[Task requirements] Lift every line from the entries that includes the word "this".

Records excerpted from a collection:
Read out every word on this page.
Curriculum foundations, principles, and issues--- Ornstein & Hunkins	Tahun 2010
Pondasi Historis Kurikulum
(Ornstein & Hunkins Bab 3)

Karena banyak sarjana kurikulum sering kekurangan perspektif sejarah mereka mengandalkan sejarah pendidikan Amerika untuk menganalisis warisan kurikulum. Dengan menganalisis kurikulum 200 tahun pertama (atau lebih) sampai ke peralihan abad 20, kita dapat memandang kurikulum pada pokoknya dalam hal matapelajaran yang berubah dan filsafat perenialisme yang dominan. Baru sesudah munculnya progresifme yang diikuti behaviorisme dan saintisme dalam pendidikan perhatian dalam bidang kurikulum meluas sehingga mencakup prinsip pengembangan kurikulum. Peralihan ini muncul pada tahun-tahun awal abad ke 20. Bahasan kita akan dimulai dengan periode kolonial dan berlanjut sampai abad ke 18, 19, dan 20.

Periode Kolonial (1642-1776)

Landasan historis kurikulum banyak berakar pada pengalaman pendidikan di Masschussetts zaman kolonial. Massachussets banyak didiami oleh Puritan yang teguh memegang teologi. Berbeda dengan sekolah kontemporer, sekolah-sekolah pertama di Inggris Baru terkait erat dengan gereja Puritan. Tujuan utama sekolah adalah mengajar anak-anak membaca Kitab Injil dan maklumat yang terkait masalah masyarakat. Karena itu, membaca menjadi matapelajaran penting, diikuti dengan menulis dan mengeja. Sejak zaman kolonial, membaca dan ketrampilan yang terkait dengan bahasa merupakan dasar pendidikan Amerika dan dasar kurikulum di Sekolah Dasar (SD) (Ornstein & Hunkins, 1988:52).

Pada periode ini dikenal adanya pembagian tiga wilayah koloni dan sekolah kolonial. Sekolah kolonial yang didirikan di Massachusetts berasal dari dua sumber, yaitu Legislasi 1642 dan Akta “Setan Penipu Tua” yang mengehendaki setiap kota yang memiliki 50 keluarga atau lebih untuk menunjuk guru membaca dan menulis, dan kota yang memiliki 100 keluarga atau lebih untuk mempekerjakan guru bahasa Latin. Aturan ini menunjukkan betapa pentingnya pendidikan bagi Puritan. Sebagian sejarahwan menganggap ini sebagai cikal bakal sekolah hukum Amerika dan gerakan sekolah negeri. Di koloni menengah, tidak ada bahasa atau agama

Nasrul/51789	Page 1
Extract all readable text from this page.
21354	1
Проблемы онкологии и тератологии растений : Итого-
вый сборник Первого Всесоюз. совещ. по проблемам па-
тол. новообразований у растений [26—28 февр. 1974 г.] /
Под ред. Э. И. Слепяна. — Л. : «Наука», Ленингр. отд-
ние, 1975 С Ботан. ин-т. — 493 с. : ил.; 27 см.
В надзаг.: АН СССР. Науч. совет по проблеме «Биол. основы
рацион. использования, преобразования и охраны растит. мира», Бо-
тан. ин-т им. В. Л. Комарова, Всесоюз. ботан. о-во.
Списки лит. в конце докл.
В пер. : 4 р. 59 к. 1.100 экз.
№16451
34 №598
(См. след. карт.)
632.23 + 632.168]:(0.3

[Correct answer]
Read out every word on this page.
Extract all readable text from this page.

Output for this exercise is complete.